- _GIVEN ENTRIES_:
╔══
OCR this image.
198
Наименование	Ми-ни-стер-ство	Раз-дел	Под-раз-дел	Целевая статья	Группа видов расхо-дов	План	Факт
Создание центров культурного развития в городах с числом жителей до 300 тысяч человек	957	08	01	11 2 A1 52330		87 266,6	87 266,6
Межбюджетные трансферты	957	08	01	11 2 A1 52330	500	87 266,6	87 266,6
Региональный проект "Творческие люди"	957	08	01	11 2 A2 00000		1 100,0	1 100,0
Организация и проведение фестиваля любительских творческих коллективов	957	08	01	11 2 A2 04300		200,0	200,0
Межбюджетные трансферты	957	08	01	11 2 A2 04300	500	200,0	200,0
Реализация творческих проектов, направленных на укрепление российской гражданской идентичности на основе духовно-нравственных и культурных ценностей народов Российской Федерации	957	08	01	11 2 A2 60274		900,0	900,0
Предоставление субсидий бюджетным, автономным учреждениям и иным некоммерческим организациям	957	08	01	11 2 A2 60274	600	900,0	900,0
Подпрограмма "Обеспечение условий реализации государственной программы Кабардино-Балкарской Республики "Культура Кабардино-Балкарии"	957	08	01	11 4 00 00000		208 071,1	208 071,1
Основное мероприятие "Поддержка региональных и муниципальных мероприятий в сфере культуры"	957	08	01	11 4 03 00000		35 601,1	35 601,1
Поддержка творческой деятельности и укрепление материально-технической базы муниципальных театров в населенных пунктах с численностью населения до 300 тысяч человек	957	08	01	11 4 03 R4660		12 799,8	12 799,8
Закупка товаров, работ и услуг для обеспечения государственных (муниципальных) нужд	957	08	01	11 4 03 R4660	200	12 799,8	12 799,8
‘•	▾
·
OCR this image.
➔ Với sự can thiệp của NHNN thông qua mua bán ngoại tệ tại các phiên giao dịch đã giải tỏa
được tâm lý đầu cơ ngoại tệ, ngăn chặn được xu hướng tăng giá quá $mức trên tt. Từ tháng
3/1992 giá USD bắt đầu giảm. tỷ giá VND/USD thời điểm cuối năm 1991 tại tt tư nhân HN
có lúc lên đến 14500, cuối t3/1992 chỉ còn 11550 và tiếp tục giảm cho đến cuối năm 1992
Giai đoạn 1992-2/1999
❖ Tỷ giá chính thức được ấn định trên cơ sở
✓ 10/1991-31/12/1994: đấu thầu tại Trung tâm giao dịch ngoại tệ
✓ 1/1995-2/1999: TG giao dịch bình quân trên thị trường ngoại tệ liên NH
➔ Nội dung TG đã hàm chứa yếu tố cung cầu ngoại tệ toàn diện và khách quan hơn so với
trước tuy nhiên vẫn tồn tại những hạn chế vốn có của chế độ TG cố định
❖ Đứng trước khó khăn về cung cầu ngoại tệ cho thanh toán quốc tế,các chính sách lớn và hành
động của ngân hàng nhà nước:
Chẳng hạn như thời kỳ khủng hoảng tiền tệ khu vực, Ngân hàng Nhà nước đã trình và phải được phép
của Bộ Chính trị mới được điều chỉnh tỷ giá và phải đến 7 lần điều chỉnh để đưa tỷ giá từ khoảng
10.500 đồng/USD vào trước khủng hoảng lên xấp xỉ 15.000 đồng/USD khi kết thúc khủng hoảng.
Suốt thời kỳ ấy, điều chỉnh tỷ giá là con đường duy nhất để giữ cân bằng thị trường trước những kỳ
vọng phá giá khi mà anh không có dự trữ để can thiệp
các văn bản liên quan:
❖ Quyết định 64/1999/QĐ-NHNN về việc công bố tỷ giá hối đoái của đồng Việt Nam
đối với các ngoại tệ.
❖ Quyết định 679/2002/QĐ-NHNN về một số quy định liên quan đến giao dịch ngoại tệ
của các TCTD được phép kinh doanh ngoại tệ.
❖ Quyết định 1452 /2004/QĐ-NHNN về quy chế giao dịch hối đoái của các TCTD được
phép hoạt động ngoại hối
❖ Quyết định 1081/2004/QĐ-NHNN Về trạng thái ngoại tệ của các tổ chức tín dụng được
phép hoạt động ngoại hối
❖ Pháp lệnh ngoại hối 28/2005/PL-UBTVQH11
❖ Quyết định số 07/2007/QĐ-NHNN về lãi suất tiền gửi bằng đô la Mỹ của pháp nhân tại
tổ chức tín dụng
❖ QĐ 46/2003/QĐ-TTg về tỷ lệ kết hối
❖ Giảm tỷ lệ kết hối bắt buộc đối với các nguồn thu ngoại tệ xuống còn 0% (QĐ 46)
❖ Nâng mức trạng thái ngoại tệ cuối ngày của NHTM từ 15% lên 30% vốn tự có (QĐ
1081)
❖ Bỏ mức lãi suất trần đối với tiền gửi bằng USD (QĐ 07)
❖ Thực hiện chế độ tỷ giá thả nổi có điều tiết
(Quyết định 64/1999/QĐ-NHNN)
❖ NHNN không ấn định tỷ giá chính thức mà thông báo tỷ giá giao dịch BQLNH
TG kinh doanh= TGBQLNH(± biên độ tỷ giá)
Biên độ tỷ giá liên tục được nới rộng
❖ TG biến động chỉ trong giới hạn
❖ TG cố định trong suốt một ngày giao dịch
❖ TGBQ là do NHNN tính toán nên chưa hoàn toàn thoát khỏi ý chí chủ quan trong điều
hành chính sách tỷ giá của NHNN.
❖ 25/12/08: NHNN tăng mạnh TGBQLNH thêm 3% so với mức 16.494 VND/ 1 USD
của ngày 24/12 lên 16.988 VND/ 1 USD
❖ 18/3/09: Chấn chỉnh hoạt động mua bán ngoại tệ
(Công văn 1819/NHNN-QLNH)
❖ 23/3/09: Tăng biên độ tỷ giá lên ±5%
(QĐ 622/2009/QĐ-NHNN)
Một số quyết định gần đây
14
╚══
Give all of the entries again, word for word.

- _THE REPLY_:
OCR this image.
198
Наименование	Ми-ни-стер-ство	Раз-дел	Под-раз-дел	Целевая статья	Группа видов расхо-дов	План	Факт
Создание центров культурного развития в городах с числом жителей до 300 тысяч человек	957	08	01	11 2 A1 52330		87 266,6	87 266,6
Межбюджетные трансферты	957	08	01	11 2 A1 52330	500	87 266,6	87 266,6
Региональный проект "Творческие люди"	957	08	01	11 2 A2 00000		1 100,0	1 100,0
Организация и проведение фестиваля любительских творческих коллективов	957	08	01	11 2 A2 04300		200,0	200,0
Межбюджетные трансферты	957	08	01	11 2 A2 04300	500	200,0	200,0
Реализация творческих проектов, направленных на укрепление российской гражданской идентичности на основе духовно-нравственных и культурных ценностей народов Российской Федерации	957	08	01	11 2 A2 60274		900,0	900,0
Предоставление субсидий бюджетным, автономным учреждениям и иным некоммерческим организациям	957	08	01	11 2 A2 60274	600	900,0	900,0
Подпрограмма "Обеспечение условий реализации государственной программы Кабардино-Балкарской Республики "Культура Кабардино-Балкарии"	957	08	01	11 4 00 00000		208 071,1	208 071,1
Основное мероприятие "Поддержка региональных и муниципальных мероприятий в сфере культуры"	957	08	01	11 4 03 00000		35 601,1	35 601,1
Поддержка творческой деятельности и укрепление материально-технической базы муниципальных театров в населенных пунктах с численностью населения до 300 тысяч человек	957	08	01	11 4 03 R4660		12 799,8	12 799,8
Закупка товаров, работ и услуг для обеспечения государственных (муниципальных) нужд	957	08	01	11 4 03 R4660	200	12 799,8	12 799,8
‘•	▾
·
OCR this image.
➔ Với sự can thiệp của NHNN thông qua mua bán ngoại tệ tại các phiên giao dịch đã giải tỏa
được tâm lý đầu cơ ngoại tệ, ngăn chặn được xu hướng tăng giá quá $mức trên tt. Từ tháng
3/1992 giá USD bắt đầu giảm. tỷ giá VND/USD thời điểm cuối năm 1991 tại tt tư nhân HN
có lúc lên đến 14500, cuối t3/1992 chỉ còn 11550 và tiếp tục giảm cho đến cuối năm 1992
Giai đoạn 1992-2/1999
❖ Tỷ giá chính thức được ấn định trên cơ sở
✓ 10/1991-31/12/1994: đấu thầu tại Trung tâm giao dịch ngoại tệ
✓ 1/1995-2/1999: TG giao dịch bình quân trên thị trường ngoại tệ liên NH
➔ Nội dung TG đã hàm chứa yếu tố cung cầu ngoại tệ toàn diện và khách quan hơn so với
trước tuy nhiên vẫn tồn tại những hạn chế vốn có của chế độ TG cố định
❖ Đứng trước khó khăn về cung cầu ngoại tệ cho thanh toán quốc tế,các chính sách lớn và hành
động của ngân hàng nhà nước:
Chẳng hạn như thời kỳ khủng hoảng tiền tệ khu vực, Ngân hàng Nhà nước đã trình và phải được phép
của Bộ Chính trị mới được điều chỉnh tỷ giá và phải đến 7 lần điều chỉnh để đưa tỷ giá từ khoảng
10.500 đồng/USD vào trước khủng hoảng lên xấp xỉ 15.000 đồng/USD khi kết thúc khủng hoảng.
Suốt thời kỳ ấy, điều chỉnh tỷ giá là con đường duy nhất để giữ cân bằng thị trường trước những kỳ
vọng phá giá khi mà anh không có dự trữ để can thiệp
các văn bản liên quan:
❖ Quyết định 64/1999/QĐ-NHNN về việc công bố tỷ giá hối đoái của đồng Việt Nam
đối với các ngoại tệ.
❖ Quyết định 679/2002/QĐ-NHNN về một số quy định liên quan đến giao dịch ngoại tệ
của các TCTD được phép kinh doanh ngoại tệ.
❖ Quyết định 1452 /2004/QĐ-NHNN về quy chế giao dịch hối đoái của các TCTD được
phép hoạt động ngoại hối
❖ Quyết định 1081/2004/QĐ-NHNN Về trạng thái ngoại tệ của các tổ chức tín dụng được
phép hoạt động ngoại hối
❖ Pháp lệnh ngoại hối 28/2005/PL-UBTVQH11
❖ Quyết định số 07/2007/QĐ-NHNN về lãi suất tiền gửi bằng đô la Mỹ của pháp nhân tại
tổ chức tín dụng
❖ QĐ 46/2003/QĐ-TTg về tỷ lệ kết hối
❖ Giảm tỷ lệ kết hối bắt buộc đối với các nguồn thu ngoại tệ xuống còn 0% (QĐ 46)
❖ Nâng mức trạng thái ngoại tệ cuối ngày của NHTM từ 15% lên 30% vốn tự có (QĐ
1081)
❖ Bỏ mức lãi suất trần đối với tiền gửi bằng USD (QĐ 07)
❖ Thực hiện chế độ tỷ giá thả nổi có điều tiết
(Quyết định 64/1999/QĐ-NHNN)
❖ NHNN không ấn định tỷ giá chính thức mà thông báo tỷ giá giao dịch BQLNH
TG kinh doanh= TGBQLNH(± biên độ tỷ giá)
Biên độ tỷ giá liên tục được nới rộng
❖ TG biến động chỉ trong giới hạn
❖ TG cố định trong suốt một ngày giao dịch
❖ TGBQ là do NHNN tính toán nên chưa hoàn toàn thoát khỏi ý chí chủ quan trong điều
hành chính sách tỷ giá của NHNN.
❖ 25/12/08: NHNN tăng mạnh TGBQLNH thêm 3% so với mức 16.494 VND/ 1 USD
của ngày 24/12 lên 16.988 VND/ 1 USD
❖ 18/3/09: Chấn chỉnh hoạt động mua bán ngoại tệ
(Công văn 1819/NHNN-QLNH)
❖ 23/3/09: Tăng biên độ tỷ giá lên ±5%
(QĐ 622/2009/QĐ-NHNN)
Một số quyết định gần đây
14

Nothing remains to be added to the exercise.